:: Task directions ::
Take every line from the listing below that includes "Raporty" and copy it.

(Collected data)
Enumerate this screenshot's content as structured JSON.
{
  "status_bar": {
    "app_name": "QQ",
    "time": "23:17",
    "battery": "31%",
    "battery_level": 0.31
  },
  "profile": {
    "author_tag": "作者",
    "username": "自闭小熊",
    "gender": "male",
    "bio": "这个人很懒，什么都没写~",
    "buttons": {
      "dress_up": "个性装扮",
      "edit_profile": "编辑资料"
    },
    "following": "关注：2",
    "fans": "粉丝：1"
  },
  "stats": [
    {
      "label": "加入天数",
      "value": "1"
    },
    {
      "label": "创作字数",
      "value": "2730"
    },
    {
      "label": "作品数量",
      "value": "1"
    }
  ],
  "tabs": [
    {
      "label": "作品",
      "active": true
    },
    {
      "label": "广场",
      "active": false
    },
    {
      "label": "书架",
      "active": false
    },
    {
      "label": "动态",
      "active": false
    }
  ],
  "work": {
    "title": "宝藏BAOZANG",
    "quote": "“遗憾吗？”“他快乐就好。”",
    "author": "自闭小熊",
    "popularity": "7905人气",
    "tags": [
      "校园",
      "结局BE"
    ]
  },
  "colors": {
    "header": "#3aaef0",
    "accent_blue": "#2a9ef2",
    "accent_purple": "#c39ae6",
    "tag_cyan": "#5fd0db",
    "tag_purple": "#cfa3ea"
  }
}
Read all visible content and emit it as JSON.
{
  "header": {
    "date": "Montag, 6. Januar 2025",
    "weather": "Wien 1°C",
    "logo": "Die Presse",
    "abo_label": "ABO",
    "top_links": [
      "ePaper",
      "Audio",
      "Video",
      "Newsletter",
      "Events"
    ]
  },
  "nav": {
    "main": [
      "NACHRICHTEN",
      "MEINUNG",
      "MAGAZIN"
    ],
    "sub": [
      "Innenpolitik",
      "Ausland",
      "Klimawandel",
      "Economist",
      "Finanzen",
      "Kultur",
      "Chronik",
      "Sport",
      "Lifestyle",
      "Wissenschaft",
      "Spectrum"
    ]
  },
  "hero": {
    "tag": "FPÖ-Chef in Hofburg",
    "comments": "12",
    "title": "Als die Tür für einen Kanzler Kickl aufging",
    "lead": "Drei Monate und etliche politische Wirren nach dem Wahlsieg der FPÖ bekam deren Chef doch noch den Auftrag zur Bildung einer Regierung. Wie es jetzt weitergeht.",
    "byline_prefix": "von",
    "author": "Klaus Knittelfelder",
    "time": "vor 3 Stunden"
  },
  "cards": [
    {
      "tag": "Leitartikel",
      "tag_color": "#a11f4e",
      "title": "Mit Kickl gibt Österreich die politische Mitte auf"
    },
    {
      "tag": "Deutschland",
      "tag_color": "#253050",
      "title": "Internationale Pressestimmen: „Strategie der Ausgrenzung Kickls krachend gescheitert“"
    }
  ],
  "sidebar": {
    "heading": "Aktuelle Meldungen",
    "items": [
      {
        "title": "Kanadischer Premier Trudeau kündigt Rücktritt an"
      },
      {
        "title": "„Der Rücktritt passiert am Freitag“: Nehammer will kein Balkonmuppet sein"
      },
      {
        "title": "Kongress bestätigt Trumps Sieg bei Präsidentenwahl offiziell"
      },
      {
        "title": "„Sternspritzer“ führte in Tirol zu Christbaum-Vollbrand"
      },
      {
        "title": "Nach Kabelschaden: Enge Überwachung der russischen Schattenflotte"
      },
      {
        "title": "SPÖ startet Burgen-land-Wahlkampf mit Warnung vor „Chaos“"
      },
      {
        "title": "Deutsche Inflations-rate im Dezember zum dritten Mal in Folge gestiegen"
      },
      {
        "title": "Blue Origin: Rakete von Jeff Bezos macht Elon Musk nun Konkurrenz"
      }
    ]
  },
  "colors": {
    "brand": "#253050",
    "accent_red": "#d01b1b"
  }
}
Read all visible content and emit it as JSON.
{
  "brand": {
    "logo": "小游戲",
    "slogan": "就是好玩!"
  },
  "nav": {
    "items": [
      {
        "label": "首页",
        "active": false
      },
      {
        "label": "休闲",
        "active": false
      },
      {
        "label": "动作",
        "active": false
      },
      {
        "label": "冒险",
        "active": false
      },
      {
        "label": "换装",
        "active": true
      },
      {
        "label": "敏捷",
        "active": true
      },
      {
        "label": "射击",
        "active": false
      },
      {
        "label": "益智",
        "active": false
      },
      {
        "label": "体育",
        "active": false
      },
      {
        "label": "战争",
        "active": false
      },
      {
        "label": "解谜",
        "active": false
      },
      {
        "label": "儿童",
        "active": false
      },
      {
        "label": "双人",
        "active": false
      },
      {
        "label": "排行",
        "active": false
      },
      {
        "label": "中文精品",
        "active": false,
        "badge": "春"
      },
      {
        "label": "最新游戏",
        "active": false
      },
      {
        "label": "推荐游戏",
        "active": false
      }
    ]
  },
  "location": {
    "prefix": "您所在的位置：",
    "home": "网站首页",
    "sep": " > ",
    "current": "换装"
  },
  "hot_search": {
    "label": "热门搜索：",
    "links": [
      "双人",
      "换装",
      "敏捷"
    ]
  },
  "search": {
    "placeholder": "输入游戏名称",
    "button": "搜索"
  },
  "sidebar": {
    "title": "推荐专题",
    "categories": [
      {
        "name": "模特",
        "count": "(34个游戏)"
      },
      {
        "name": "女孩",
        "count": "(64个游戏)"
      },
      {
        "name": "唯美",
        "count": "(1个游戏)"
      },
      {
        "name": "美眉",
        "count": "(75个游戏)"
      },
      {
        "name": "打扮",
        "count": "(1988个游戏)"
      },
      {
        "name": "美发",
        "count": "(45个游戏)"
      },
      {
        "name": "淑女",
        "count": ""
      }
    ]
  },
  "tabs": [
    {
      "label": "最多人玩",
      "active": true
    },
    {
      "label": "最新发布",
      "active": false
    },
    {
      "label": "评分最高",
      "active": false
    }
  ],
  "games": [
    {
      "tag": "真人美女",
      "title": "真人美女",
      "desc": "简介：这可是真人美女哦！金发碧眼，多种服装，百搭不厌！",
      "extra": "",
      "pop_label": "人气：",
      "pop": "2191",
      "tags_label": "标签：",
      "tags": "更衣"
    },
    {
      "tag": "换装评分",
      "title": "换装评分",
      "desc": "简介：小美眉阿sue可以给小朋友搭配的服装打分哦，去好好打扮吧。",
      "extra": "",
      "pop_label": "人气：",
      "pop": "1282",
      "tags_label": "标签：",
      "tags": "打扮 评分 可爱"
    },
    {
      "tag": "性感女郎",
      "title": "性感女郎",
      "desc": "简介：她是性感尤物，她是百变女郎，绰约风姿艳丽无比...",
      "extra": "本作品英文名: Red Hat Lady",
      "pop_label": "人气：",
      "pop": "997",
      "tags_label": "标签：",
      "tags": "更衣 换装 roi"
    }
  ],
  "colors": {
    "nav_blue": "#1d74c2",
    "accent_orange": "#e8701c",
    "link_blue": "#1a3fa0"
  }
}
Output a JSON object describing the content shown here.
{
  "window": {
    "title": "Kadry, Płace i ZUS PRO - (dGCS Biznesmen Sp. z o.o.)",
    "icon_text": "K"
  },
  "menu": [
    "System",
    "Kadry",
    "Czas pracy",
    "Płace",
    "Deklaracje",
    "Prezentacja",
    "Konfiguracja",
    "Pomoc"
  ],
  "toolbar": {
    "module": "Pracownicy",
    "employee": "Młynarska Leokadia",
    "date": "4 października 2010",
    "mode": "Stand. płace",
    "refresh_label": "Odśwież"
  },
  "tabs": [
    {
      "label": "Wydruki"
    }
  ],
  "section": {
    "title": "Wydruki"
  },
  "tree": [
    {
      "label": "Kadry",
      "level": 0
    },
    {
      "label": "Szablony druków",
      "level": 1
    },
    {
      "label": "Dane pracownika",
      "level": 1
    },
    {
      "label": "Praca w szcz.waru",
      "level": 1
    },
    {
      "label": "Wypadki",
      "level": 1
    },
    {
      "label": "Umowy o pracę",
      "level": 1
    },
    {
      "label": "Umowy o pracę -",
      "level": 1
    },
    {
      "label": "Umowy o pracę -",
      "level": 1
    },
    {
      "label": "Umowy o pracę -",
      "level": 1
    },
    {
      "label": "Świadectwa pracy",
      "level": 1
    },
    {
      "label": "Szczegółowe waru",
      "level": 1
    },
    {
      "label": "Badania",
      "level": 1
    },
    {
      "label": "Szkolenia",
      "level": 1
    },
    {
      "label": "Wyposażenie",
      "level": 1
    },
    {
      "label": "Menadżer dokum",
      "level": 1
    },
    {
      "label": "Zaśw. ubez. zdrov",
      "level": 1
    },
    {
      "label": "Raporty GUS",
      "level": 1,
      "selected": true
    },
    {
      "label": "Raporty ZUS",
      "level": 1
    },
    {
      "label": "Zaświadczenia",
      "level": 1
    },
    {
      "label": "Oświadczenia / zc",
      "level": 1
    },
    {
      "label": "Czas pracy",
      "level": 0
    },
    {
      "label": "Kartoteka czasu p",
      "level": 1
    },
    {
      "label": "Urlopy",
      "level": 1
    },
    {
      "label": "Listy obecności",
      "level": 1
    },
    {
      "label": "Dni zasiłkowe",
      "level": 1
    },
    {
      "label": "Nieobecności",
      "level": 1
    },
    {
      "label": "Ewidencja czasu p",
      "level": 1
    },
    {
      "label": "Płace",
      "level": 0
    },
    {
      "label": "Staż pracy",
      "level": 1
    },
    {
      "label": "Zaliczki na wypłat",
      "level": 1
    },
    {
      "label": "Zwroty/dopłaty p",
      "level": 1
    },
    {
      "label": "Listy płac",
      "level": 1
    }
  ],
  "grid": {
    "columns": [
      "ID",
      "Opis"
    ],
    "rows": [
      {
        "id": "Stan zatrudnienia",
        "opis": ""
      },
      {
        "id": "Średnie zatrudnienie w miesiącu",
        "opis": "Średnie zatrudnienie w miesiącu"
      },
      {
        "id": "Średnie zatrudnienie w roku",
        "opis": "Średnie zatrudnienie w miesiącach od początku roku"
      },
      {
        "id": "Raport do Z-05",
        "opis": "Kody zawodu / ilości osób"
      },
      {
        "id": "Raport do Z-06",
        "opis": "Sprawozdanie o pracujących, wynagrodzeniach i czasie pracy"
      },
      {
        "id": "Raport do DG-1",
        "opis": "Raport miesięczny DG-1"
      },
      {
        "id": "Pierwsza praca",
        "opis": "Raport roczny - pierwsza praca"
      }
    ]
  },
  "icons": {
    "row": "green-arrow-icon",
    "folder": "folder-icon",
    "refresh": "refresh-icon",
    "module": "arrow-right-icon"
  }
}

:: Result of this exercise ::
      "label": "Raporty GUS",
      "label": "Raporty ZUS",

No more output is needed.